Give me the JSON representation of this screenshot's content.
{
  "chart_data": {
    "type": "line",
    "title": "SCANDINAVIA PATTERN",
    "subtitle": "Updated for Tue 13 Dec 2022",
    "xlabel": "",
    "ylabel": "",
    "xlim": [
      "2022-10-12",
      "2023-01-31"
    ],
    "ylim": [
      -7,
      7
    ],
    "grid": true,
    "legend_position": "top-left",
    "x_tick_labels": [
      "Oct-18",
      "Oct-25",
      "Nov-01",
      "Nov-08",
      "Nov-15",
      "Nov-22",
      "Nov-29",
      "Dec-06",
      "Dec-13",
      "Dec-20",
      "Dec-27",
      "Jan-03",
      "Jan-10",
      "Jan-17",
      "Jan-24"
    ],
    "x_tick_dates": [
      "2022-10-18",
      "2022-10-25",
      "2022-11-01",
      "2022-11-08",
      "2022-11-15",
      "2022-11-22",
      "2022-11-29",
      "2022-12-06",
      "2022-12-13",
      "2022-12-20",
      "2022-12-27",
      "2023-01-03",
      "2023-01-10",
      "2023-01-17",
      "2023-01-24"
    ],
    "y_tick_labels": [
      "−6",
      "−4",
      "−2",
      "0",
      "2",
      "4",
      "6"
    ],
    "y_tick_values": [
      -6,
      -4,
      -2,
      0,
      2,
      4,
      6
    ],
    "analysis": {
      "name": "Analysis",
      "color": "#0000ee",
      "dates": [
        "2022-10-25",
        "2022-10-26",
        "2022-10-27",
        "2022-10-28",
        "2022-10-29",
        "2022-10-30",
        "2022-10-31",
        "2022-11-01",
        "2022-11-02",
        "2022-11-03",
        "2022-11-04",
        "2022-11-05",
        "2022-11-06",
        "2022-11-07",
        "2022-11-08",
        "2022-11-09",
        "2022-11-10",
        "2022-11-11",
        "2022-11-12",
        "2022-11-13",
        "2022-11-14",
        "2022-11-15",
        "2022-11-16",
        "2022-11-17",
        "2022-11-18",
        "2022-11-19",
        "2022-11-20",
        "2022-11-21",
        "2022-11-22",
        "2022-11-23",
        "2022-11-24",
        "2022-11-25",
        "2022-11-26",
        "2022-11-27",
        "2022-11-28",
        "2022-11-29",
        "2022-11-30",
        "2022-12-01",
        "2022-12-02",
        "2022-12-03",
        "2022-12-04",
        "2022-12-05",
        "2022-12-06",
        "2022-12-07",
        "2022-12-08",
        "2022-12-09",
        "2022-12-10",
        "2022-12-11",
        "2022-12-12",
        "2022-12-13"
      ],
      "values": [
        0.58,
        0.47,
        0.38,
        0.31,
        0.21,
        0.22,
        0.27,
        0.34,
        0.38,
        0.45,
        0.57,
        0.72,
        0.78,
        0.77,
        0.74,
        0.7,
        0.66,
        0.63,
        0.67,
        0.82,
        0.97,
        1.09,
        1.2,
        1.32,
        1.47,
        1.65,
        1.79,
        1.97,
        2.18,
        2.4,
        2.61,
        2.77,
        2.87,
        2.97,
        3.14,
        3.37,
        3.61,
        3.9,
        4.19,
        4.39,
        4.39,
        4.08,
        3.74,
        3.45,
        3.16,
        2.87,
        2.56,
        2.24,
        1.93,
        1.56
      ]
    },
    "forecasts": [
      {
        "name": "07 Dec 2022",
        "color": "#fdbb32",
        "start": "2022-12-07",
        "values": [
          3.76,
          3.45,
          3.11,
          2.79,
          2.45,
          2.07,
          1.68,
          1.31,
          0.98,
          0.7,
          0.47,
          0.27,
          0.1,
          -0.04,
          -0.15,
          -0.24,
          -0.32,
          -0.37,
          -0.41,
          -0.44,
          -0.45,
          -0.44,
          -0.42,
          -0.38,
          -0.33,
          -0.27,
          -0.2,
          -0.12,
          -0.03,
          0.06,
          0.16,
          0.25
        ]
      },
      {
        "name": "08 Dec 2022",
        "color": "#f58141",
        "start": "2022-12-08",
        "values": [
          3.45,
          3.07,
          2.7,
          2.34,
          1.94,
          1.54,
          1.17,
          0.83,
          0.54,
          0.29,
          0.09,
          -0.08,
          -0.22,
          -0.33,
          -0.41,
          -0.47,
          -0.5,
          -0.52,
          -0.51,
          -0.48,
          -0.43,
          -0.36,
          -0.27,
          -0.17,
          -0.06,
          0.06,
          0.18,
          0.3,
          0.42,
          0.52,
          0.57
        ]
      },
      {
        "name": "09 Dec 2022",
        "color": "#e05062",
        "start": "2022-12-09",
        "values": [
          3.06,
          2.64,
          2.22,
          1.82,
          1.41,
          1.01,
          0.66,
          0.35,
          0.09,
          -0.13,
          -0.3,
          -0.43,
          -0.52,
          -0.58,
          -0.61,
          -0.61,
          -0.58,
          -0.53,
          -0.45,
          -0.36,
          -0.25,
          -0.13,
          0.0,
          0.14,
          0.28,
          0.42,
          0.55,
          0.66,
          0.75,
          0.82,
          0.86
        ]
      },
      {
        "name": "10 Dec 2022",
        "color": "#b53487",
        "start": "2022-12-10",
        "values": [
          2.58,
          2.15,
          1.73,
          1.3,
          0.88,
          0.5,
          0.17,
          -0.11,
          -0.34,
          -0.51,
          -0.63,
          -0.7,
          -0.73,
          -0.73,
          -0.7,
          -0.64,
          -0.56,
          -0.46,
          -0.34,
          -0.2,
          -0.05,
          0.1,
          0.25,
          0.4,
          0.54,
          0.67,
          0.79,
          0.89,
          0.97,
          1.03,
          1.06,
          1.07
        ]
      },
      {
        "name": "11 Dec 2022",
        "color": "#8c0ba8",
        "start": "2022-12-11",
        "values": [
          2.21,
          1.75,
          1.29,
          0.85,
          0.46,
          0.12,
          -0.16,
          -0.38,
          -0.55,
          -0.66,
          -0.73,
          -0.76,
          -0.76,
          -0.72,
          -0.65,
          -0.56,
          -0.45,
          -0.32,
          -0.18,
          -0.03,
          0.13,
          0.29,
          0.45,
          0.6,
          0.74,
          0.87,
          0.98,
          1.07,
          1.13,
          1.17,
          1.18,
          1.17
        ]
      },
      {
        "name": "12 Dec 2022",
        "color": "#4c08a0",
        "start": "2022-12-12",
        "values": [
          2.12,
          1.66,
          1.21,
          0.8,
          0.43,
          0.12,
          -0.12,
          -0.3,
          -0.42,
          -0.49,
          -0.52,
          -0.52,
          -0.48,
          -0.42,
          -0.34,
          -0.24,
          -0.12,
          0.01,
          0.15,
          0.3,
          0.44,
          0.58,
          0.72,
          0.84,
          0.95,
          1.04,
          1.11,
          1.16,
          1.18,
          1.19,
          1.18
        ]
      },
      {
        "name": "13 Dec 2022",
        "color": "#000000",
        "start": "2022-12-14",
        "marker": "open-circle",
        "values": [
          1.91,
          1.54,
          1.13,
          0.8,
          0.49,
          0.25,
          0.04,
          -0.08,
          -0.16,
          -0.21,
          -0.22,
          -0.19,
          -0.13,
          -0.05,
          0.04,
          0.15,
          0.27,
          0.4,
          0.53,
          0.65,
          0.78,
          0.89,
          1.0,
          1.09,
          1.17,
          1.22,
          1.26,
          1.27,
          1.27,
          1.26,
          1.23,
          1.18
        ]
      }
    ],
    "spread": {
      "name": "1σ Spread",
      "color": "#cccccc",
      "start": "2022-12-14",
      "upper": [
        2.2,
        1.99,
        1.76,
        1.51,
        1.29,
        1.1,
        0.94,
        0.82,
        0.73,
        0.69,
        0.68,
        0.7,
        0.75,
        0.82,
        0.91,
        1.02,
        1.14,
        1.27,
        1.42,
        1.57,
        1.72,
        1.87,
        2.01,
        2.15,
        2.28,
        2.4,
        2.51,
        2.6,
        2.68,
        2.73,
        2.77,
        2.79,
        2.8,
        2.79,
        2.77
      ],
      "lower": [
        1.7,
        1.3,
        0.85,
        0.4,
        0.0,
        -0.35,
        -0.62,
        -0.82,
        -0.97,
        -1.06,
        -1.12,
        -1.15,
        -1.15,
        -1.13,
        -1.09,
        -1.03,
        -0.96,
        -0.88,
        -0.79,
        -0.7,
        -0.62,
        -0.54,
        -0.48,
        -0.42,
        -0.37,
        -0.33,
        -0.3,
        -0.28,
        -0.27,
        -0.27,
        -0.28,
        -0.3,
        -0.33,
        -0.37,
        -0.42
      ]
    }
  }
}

| REQUIRED WORK |
Using the records above, list each line that includes "name".

| SOLVED EXERCISE |
      "name": "Analysis",
        "name": "07 Dec 2022",
        "name": "08 Dec 2022",
        "name": "09 Dec 2022",
        "name": "10 Dec 2022",
        "name": "11 Dec 2022",
        "name": "12 Dec 2022",
        "name": "13 Dec 2022",
      "name": "1σ Spread",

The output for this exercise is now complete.